• Directive: Pull out from the material below all lines with "data".

• Extracted information:
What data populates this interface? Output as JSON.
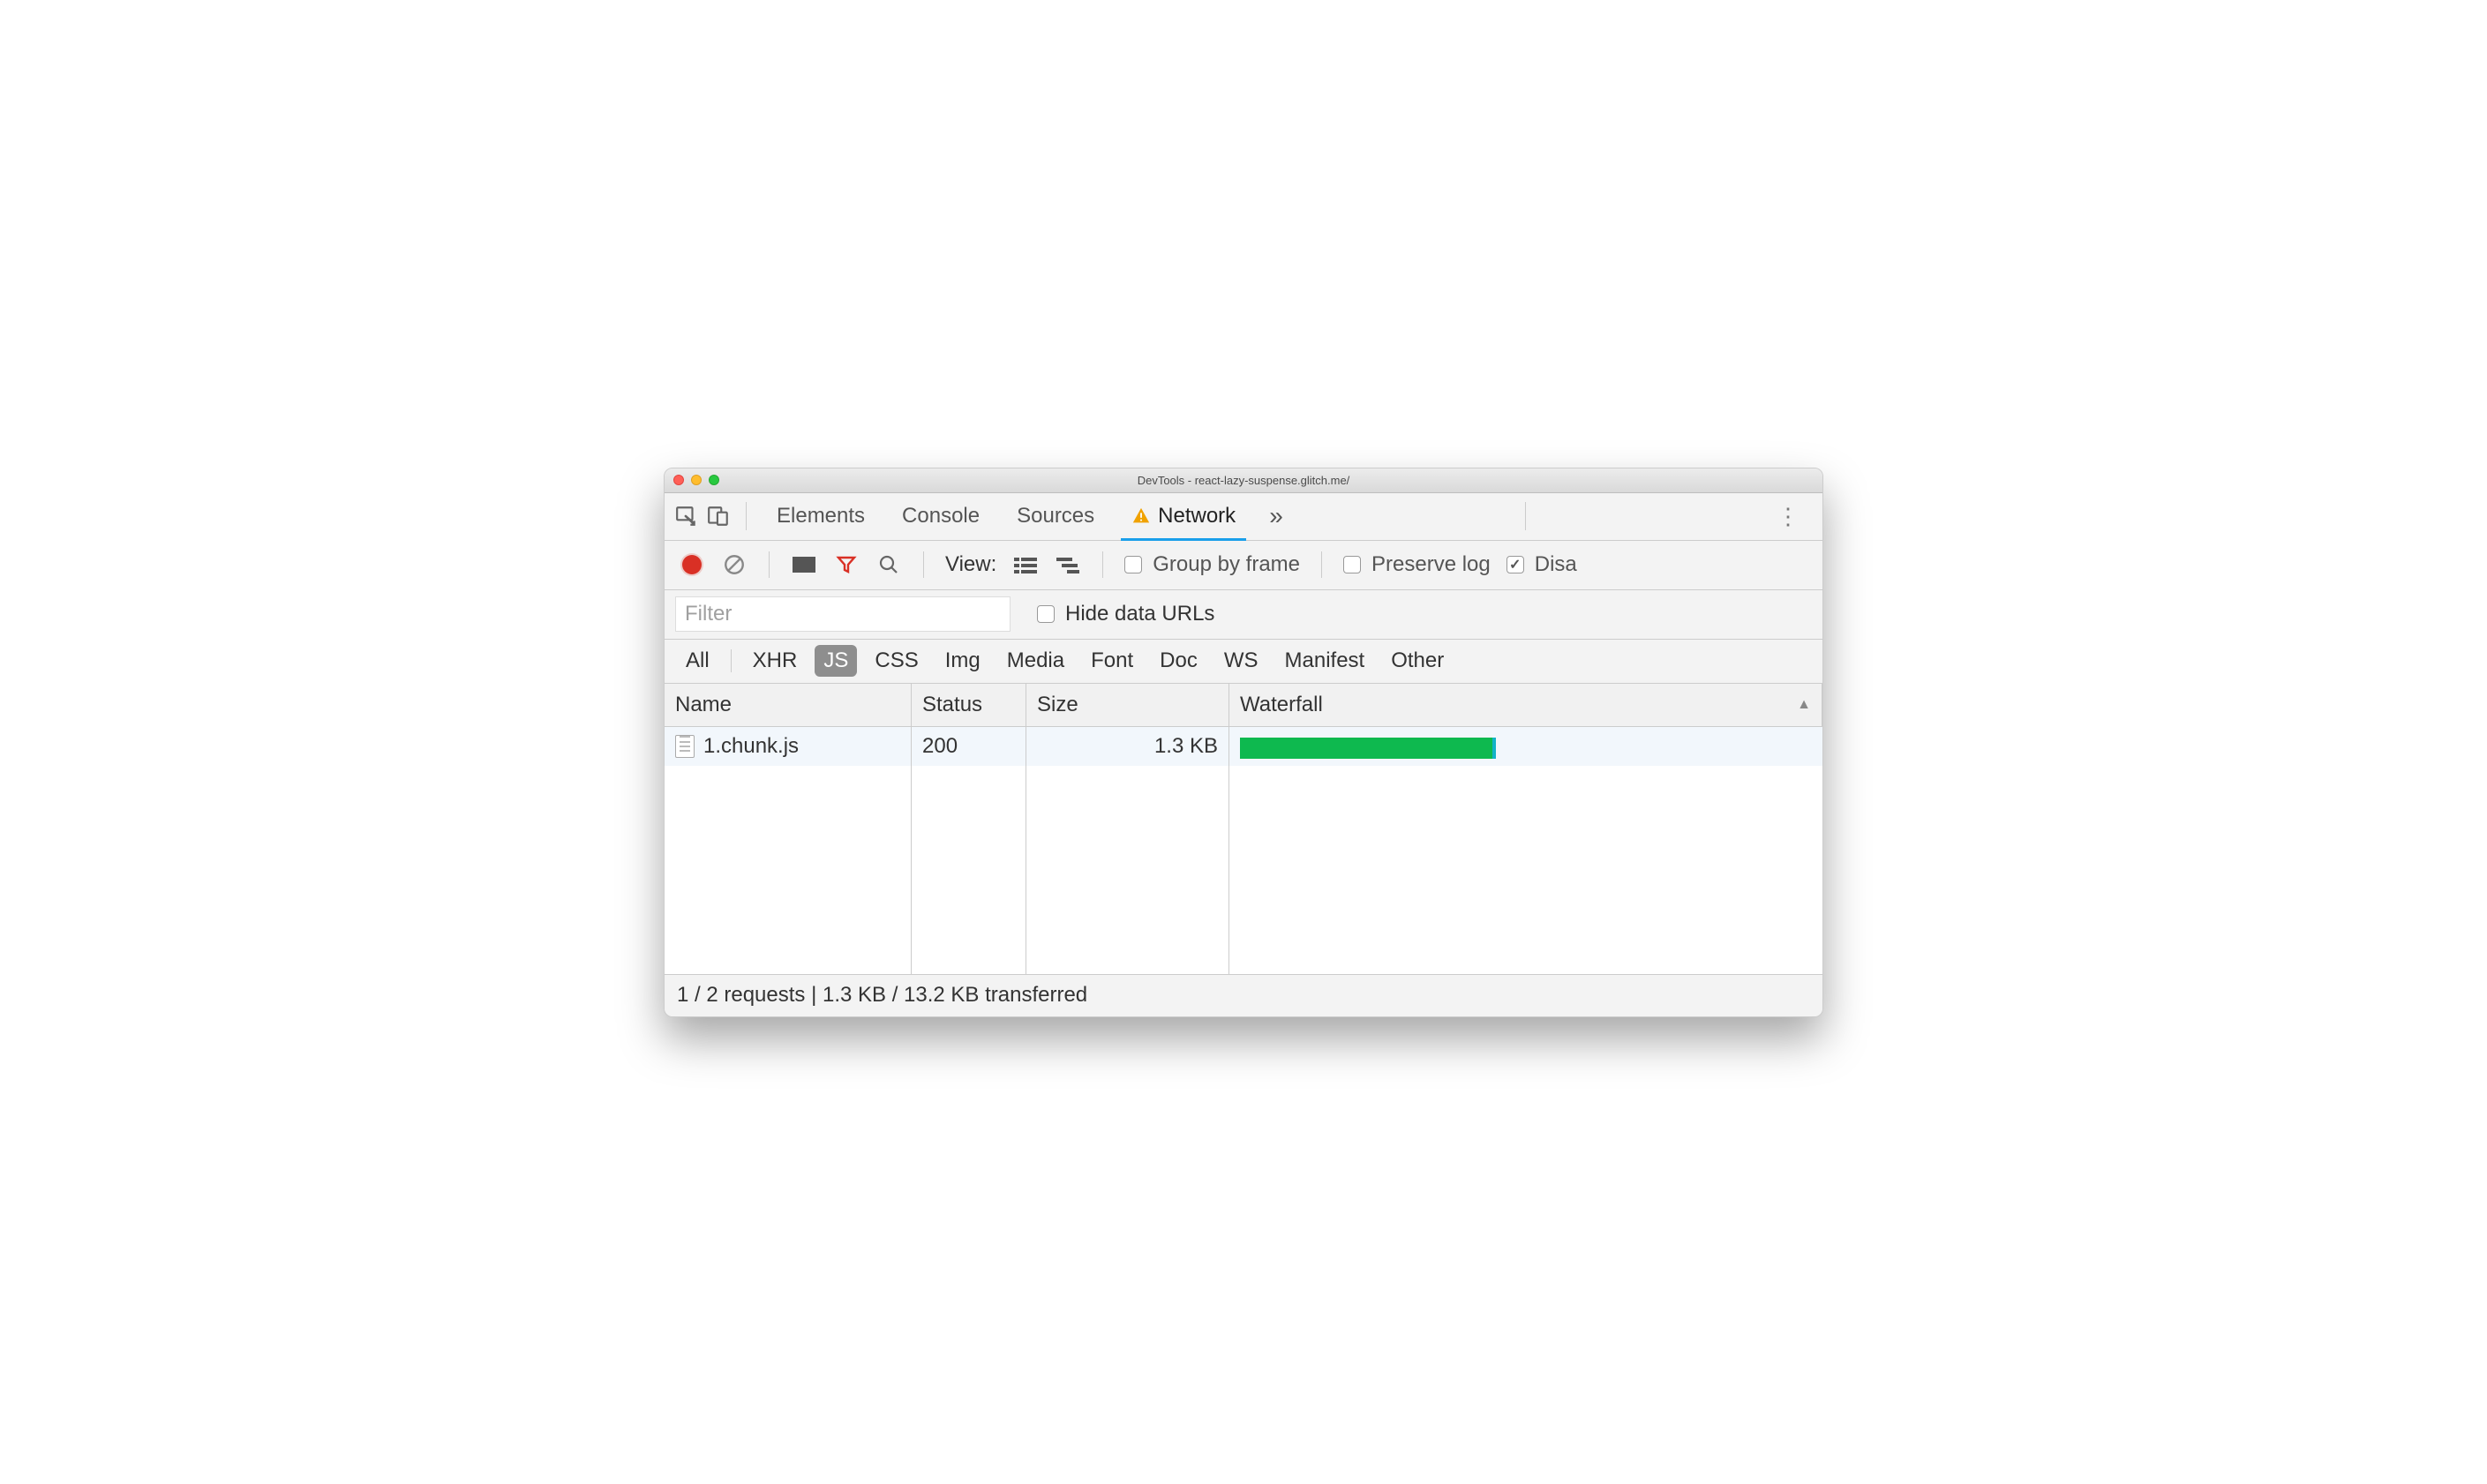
{
  "window": {
    "title": "DevTools - react-lazy-suspense.glitch.me/"
  },
  "tabs": {
    "items": [
      "Elements",
      "Console",
      "Sources",
      "Network"
    ],
    "active_index": 3
  },
  "toolbar": {
    "view_label": "View:",
    "group_by_frame": "Group by frame",
    "preserve_log": "Preserve log",
    "disable_cache": "Disa"
  },
  "filter": {
    "placeholder": "Filter",
    "hide_data_urls": "Hide data URLs"
  },
  "type_filters": [
    "All",
    "XHR",
    "JS",
    "CSS",
    "Img",
    "Media",
    "Font",
    "Doc",
    "WS",
    "Manifest",
    "Other"
  ],
  "type_filter_active_index": 2,
  "columns": {
    "name": "Name",
    "status": "Status",
    "size": "Size",
    "waterfall": "Waterfall"
  },
  "rows": [
    {
      "name": "1.chunk.js",
      "status": "200",
      "size": "1.3 KB"
    }
  ],
  "status": "1 / 2 requests | 1.3 KB / 13.2 KB transferred"
}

• Output below:
What data populates this interface? Output as JSON.
    "hide_data_urls": "Hide data URLs"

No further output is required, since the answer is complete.